• Given task
Exclude any images and output the remaining records exactly.

• Supplied material
>> begin
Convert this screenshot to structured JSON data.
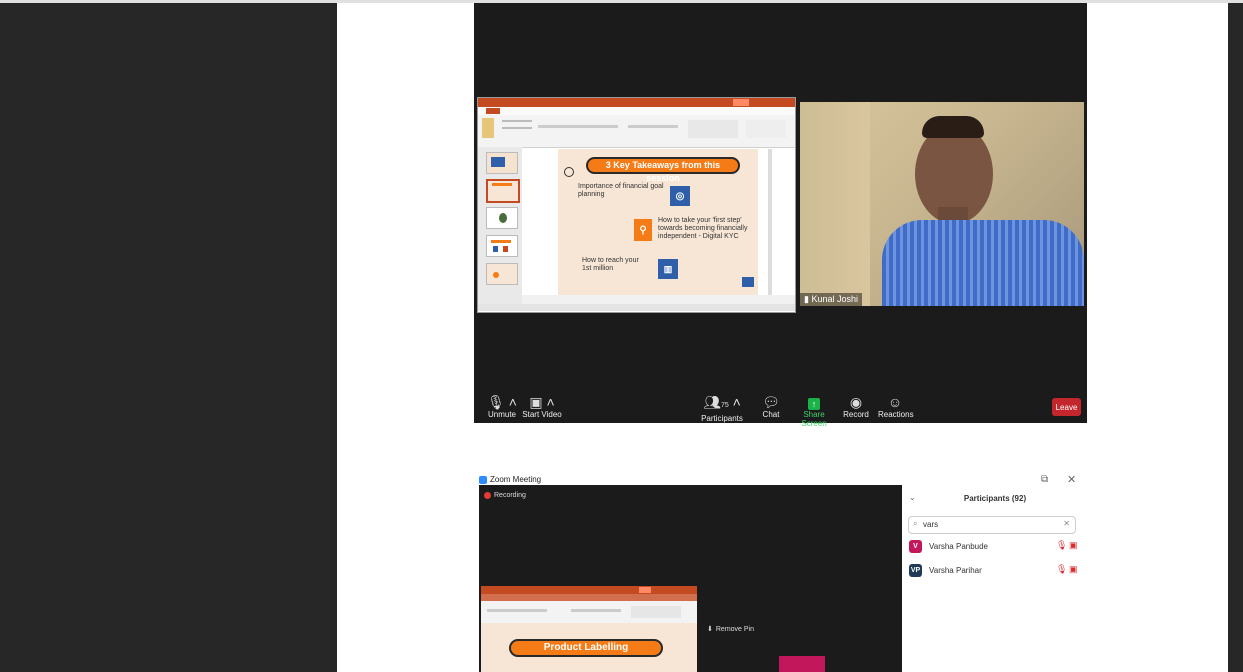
{
  "zoom_top": {
    "ppt_banner": "3 Key Takeaways from this session",
    "slide_items": [
      "Importance of financial goal planning",
      "How to take your 'first step' towards becoming financially independent - Digital KYC",
      "How to reach your 1st million"
    ],
    "participant_name": "Kunal Joshi",
    "toolbar": {
      "unmute": "Unmute",
      "start_video": "Start Video",
      "participants_count": "75",
      "participants": "Participants",
      "chat": "Chat",
      "share_screen": "Share Screen",
      "record": "Record",
      "reactions": "Reactions",
      "leave": "Leave"
    }
  },
  "zoom_bottom": {
    "window_title": "Zoom Meeting",
    "recording": "Recording",
    "remove_pin": "Remove Pin",
    "ppt_banner": "Product Labelling",
    "participants_title": "Participants (92)",
    "search_value": "vars",
    "participants": [
      {
        "initials": "V",
        "name": "Varsha Panbude",
        "color": "#c2185b"
      },
      {
        "initials": "VP",
        "name": "Varsha Parihar",
        "color": "#1f3b57"
      }
    ]
  },
  "colors": {
    "accent_orange": "#f47b16",
    "leave_red": "#c3262d",
    "share_green": "#19b34a"
  }
}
>> end
• Written answer
Convert this screenshot to structured JSON data.
{
  "zoom_top": {
    "ppt_banner": "3 Key Takeaways from this session",
    "slide_items": [
      "Importance of financial goal planning",
      "How to take your 'first step' towards becoming financially independent - Digital KYC",
      "How to reach your 1st million"
    ],
    "participant_name": "Kunal Joshi",
    "toolbar": {
      "unmute": "Unmute",
      "start_video": "Start Video",
      "participants_count": "75",
      "participants": "Participants",
      "chat": "Chat",
      "share_screen": "Share Screen",
      "record": "Record",
      "reactions": "Reactions",
      "leave": "Leave"
    }
  },
  "zoom_bottom": {
    "window_title": "Zoom Meeting",
    "recording": "Recording",
    "remove_pin": "Remove Pin",
    "ppt_banner": "Product Labelling",
    "participants_title": "Participants (92)",
    "search_value": "vars",
    "participants": [
      {
        "initials": "V",
        "name": "Varsha Panbude",
        "color": "#c2185b"
      },
      {
        "initials": "VP",
        "name": "Varsha Parihar",
        "color": "#1f3b57"
      }
    ]
  },
  "colors": {
    "accent_orange": "#f47b16",
    "leave_red": "#c3262d",
    "share_green": "#19b34a"
  }
}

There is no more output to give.